Set exercise: Collect every line below that contains the word "εξεταστής".

Stored records:

%%

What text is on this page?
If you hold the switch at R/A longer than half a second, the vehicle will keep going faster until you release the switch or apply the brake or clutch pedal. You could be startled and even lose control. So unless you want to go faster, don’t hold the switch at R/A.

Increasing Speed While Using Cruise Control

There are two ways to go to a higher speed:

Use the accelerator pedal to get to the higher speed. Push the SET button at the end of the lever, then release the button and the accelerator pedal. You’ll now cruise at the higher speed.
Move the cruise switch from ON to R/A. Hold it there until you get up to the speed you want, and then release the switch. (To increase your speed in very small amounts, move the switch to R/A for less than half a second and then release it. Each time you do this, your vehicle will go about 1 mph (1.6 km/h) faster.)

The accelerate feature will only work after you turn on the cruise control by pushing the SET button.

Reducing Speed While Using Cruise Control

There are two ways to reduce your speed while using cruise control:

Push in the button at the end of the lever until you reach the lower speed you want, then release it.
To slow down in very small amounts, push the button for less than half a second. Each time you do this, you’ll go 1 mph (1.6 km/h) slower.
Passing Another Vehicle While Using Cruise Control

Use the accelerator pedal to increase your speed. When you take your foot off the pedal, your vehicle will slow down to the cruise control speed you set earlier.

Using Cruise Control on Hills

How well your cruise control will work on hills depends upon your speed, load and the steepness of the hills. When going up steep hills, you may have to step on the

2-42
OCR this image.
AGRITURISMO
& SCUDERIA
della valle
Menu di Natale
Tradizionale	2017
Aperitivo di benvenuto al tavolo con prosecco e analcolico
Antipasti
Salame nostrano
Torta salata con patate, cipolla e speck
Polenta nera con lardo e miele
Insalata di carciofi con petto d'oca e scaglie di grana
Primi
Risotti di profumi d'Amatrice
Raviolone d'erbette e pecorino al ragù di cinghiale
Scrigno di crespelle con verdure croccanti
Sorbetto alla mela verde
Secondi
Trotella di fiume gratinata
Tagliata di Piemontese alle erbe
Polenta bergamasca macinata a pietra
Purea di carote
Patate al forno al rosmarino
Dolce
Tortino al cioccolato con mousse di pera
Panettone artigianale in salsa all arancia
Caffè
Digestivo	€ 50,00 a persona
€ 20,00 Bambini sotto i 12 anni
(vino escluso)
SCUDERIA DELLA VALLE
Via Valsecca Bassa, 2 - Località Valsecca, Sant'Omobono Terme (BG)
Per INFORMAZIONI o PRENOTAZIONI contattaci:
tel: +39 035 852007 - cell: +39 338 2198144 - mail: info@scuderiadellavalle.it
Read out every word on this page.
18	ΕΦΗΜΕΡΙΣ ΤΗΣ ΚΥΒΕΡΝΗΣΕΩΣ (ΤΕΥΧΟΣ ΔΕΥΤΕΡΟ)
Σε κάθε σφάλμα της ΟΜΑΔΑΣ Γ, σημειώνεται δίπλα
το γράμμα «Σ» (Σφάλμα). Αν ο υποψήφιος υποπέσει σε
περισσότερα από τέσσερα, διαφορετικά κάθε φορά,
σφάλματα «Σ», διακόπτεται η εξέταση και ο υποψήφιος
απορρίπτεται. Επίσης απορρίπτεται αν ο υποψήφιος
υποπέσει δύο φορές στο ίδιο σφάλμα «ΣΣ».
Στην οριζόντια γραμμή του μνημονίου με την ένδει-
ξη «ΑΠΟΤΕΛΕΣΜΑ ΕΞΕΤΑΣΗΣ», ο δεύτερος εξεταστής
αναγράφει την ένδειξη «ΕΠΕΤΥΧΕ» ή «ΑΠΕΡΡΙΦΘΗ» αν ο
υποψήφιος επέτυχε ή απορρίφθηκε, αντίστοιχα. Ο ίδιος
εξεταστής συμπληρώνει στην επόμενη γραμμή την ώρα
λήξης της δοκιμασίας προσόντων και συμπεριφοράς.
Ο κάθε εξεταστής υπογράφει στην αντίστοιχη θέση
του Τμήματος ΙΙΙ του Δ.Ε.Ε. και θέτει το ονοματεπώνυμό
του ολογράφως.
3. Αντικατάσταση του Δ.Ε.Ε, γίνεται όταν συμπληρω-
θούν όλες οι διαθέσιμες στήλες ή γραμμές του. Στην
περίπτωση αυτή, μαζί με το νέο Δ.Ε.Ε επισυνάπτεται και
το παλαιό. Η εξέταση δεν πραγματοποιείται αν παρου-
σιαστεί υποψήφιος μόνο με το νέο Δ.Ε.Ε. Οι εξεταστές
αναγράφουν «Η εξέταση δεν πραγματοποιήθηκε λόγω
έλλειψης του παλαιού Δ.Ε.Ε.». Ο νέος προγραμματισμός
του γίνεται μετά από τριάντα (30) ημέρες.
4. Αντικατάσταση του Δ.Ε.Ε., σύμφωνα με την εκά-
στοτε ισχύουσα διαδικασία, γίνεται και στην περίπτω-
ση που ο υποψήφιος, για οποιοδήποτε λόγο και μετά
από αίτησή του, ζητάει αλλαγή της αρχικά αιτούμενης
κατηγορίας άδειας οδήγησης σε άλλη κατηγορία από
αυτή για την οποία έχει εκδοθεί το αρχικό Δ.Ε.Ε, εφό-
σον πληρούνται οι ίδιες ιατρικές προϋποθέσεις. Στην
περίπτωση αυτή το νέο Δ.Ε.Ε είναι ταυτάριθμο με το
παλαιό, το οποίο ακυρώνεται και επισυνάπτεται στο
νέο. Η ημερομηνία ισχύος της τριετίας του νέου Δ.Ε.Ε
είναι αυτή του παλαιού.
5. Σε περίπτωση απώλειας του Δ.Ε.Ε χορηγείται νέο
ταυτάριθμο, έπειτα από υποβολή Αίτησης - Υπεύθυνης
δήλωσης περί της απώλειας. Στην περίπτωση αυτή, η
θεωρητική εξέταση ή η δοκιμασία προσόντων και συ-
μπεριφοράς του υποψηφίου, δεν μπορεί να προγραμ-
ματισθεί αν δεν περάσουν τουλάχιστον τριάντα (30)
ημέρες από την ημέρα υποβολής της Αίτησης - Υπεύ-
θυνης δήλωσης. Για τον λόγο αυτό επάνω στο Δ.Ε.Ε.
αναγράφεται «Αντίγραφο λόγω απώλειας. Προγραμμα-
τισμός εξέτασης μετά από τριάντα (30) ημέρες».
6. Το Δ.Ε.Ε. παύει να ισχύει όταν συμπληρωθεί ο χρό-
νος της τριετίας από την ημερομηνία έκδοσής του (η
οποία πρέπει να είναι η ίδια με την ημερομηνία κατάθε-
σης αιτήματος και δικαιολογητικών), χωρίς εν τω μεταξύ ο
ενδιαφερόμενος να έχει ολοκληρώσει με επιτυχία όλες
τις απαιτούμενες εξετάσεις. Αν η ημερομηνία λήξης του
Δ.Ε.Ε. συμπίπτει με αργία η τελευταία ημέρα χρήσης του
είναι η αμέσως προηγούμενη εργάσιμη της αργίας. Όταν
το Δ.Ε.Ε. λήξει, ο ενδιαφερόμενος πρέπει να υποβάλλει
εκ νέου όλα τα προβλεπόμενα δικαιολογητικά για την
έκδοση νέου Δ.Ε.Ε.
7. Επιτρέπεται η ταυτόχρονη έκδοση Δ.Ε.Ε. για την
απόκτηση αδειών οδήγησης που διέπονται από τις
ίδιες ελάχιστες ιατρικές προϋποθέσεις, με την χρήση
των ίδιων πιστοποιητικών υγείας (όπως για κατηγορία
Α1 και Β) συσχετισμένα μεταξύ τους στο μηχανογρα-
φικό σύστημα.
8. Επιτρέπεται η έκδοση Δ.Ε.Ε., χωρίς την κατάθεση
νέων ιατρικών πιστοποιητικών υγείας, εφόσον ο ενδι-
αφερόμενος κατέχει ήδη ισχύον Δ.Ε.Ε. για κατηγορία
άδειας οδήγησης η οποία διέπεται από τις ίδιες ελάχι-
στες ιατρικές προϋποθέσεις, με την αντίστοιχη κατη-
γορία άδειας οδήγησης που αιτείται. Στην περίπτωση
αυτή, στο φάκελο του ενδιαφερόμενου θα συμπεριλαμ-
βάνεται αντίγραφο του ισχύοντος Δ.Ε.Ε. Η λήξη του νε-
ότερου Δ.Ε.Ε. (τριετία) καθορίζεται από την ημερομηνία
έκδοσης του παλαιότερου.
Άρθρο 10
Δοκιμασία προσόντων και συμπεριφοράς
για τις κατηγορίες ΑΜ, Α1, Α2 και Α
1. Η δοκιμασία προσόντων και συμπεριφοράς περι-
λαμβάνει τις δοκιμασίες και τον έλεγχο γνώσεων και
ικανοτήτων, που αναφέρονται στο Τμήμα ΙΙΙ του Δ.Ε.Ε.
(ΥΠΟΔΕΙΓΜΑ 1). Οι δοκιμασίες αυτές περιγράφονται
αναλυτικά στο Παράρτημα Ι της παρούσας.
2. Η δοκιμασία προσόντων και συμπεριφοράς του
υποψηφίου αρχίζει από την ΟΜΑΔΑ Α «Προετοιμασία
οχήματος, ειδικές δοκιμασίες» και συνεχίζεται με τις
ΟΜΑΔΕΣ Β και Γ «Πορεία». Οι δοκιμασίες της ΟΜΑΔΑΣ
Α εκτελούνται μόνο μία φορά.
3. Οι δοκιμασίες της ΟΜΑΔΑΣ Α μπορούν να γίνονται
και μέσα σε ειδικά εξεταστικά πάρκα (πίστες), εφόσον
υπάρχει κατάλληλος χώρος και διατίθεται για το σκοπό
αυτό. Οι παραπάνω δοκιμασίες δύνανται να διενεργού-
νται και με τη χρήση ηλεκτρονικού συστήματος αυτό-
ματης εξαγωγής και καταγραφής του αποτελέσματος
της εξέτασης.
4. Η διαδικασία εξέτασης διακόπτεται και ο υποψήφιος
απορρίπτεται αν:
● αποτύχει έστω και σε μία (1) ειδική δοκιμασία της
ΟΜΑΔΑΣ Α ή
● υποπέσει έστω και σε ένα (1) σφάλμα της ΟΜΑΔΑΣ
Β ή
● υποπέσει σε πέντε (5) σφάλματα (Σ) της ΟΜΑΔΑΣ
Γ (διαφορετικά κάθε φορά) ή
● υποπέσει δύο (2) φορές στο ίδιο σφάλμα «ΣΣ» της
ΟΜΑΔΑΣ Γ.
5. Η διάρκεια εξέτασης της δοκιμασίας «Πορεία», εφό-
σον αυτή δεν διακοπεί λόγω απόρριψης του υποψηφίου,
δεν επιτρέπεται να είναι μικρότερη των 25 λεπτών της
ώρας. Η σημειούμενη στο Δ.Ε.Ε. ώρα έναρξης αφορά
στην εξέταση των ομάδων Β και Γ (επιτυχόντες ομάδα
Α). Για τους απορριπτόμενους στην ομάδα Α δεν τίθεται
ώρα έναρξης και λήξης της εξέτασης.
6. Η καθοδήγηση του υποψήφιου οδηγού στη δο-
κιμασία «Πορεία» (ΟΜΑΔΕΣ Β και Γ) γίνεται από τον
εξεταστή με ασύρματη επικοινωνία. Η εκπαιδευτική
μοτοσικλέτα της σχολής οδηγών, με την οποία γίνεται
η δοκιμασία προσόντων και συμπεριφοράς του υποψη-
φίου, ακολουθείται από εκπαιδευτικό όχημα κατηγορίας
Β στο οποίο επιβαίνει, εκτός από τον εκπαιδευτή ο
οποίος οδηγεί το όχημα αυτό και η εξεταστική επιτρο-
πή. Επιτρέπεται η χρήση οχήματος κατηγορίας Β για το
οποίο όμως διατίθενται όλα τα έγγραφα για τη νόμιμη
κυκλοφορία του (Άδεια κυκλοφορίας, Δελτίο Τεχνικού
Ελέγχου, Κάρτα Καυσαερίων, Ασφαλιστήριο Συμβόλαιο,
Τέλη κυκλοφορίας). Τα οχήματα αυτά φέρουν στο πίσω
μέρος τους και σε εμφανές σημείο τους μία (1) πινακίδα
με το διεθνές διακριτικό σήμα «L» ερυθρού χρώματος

%%

Answer in full:
ξη «ΑΠΟΤΕΛΕΣΜΑ ΕΞΕΤΑΣΗΣ», ο δεύτερος εξεταστής
εξεταστής συμπληρώνει στην επόμενη γραμμή την ώρα
Ο κάθε εξεταστής υπογράφει στην αντίστοιχη θέση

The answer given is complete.